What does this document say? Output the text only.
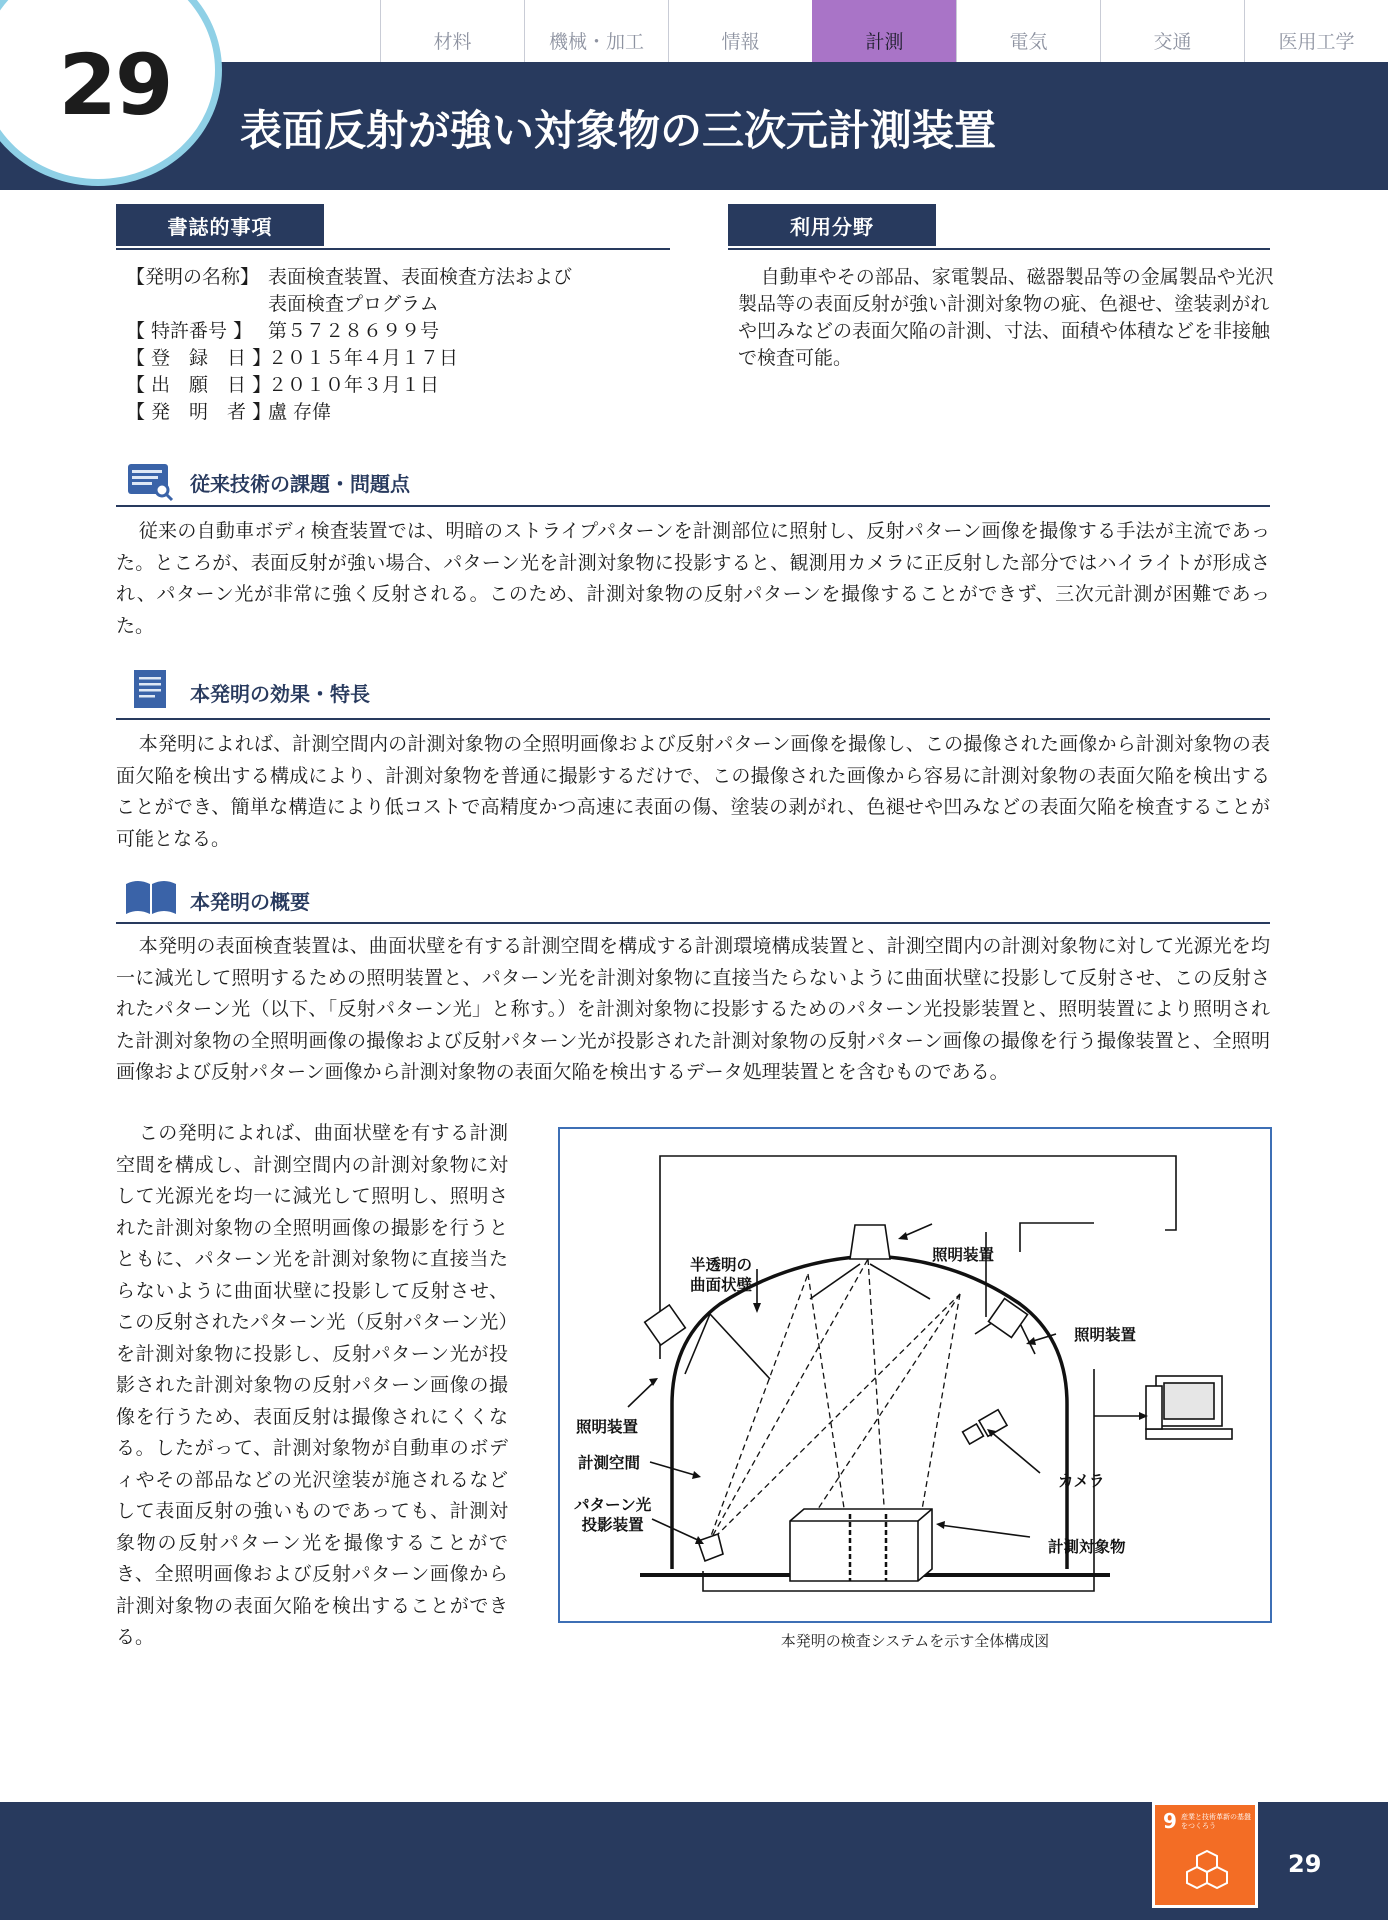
材料	機械・加工	情報	計測	電気	交通	医用工学
29	表面反射が強い対象物の三次元計測装置
書誌的事項
【発明の名称】 表面検査装置、表面検査方法および
表面検査プログラム
【 特許番号 】 第５７２８６９９号
【 登　録　日 】
２０１５年４月１７日
【 出　願　日 】
２０１０年３月１日
【 発　明　者 】
盧 存偉
利用分野
自動車やその部品、家電製品、磁器製品等の金属製品や光沢製品等の表面反射が強い計測対象物の疵、色褪せ、塗装剥がれや凹みなどの表面欠陥の計測、寸法、面積や体積などを非接触で検査可能。
従来技術の課題・問題点
従来の自動車ボディ検査装置では、明暗のストライプパターンを計測部位に照射し、反射パターン画像を撮像する手法が主流であった。ところが、表面反射が強い場合、パターン光を計測対象物に投影すると、観測用カメラに正反射した部分ではハイライトが形成され、パターン光が非常に強く反射される。このため、計測対象物の反射パターンを撮像することができず、三次元計測が困難であった。
本発明の効果・特長
本発明によれば、計測空間内の計測対象物の全照明画像および反射パターン画像を撮像し、この撮像された画像から計測対象物の表面欠陥を検出する構成により、計測対象物を普通に撮影するだけで、この撮像された画像から容易に計測対象物の表面欠陥を検出することができ、簡単な構造により低コストで高精度かつ高速に表面の傷、塗装の剥がれ、色褪せや凹みなどの表面欠陥を検査することが可能となる。
本発明の概要
本発明の表面検査装置は、曲面状壁を有する計測空間を構成する計測環境構成装置と、計測空間内の計測対象物に対して光源光を均一に減光して照明するための照明装置と、パターン光を計測対象物に直接当たらないように曲面状壁に投影して反射させ、この反射されたパターン光（以下、「反射パターン光」と称す。）を計測対象物に投影するためのパターン光投影装置と、照明装置により照明された計測対象物の全照明画像の撮像および反射パターン光が投影された計測対象物の反射パターン画像の撮像を行う撮像装置と、全照明画像および反射パターン画像から計測対象物の表面欠陥を検出するデータ処理装置とを含むものである。
この発明によれば、曲面状壁を有する計測空間を構成し、計測空間内の計測対象物に対して光源光を均一に減光して照明し、照明された計測対象物の全照明画像の撮影を行うとともに、パターン光を計測対象物に直接当たらないように曲面状壁に投影して反射させ、この反射されたパターン光（反射パターン光）を計測対象物に投影し、反射パターン光が投影された計測対象物の反射パターン画像の撮像を行うため、表面反射は撮像されにくくなる。したがって、計測対象物が自動車のボディやその部品などの光沢塗装が施されるなどして表面反射の強いものであっても、計測対象物の反射パターン光を撮像することができ、全照明画像および反射パターン画像から計測対象物の表面欠陥を検出することができる。
半透明の
曲面状壁
照明装置
照明装置
照明装置
計測空間
パターン光
投影装置
カメラ
計測対象物
本発明の検査システムを示す全体構成図
9 産業と技術革新の基盤をつくろう
29
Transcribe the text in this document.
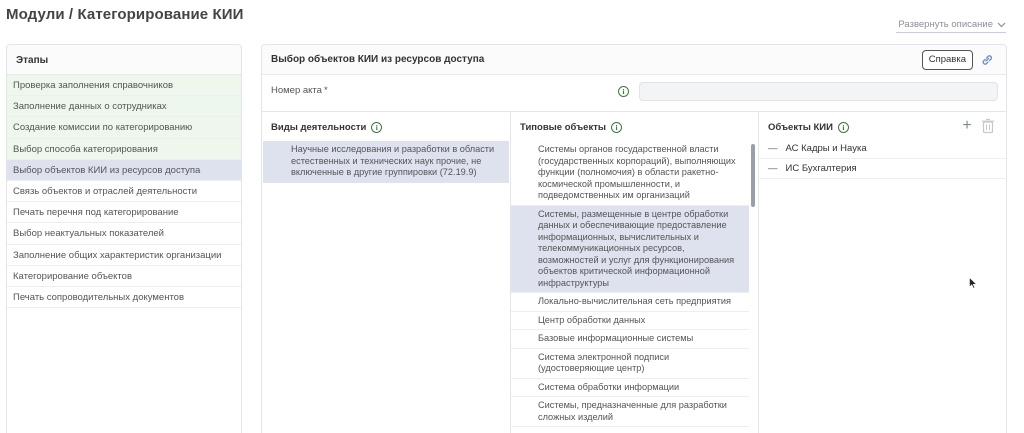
Модули / Категорирование КИИ
Развернуть описание
Этапы
Проверка заполнения справочников
Заполнение данных о сотрудниках
Создание комиссии по категорированию
Выбор способа категорирования
Выбор объектов КИИ из ресурсов доступа
Связь объектов и отраслей деятельности
Печать перечня под категорирование
Выбор неактуальных показателей
Заполнение общих характеристик организации
Категорирование объектов
Печать сопроводительных документов
Выбор объектов КИИ из ресурсов доступа	Справка
Номер акта *	i
Виды деятельности	i	Типовые объекты	i	Объекты КИИ	i	+
Научные исследования и разработки в области естественных и технических наук прочие, не включенные в другие группировки (72.19.9)
Системы органов государственной власти (государственных корпораций), выполняющих функции (полномочия) в области ракетно-космической промышленности, и подведомственных им организаций
Системы, размещенные в центре обработки данных и обеспечивающие предоставление информационных, вычислительных и телекоммуникационных ресурсов, возможностей и услуг для функционирования объектов критической информационной инфраструктуры
Локально-вычислительная сеть предприятия
Центр обработки данных
Базовые информационные системы
Система электронной подписи (удостоверяющие центр)
Система обработки информации
Системы, предназначенные для разработки сложных изделий
— АС Кадры и Наука
— ИС Бухгалтерия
──────────────────────────────
* _WHAT THE EXERCISE ASKS_
Pull every line containing the word "パターン光を計測対象物に直接当たらないように曲面状壁に投影して反射させ" out of the entries above.

* _RESPONSE BELOW_
本発明の表面検査装置は、曲面状壁を有する計測空間を構成する計測環境構成装置と、計測空間内の計測対象物に対して光源光を均一に減光して照明するための照明装置と、パターン光を計測対象物に直接当たらないように曲面状壁に投影して反射させ、この反射されたパターン光（以下、「反射パターン光」と称す。）を計測対象物に投影するためのパターン光投影装置と、照明装置により照明された計測対象物の全照明画像の撮像および反射パターン光が投影された計測対象物の反射パターン画像の撮像を行う撮像装置と、全照明画像および反射パターン画像から計測対象物の表面欠陥を検出するデータ処理装置とを含むものである。
この発明によれば、曲面状壁を有する計測空間を構成し、計測空間内の計測対象物に対して光源光を均一に減光して照明し、照明された計測対象物の全照明画像の撮影を行うとともに、パターン光を計測対象物に直接当たらないように曲面状壁に投影して反射させ、この反射されたパターン光（反射パターン光）を計測対象物に投影し、反射パターン光が投影された計測対象物の反射パターン画像の撮像を行うため、表面反射は撮像されにくくなる。したがって、計測対象物が自動車のボディやその部品などの光沢塗装が施されるなどして表面反射の強いものであっても、計測対象物の反射パターン光を撮像することができ、全照明画像および反射パターン画像から計測対象物の表面欠陥を検出することができる。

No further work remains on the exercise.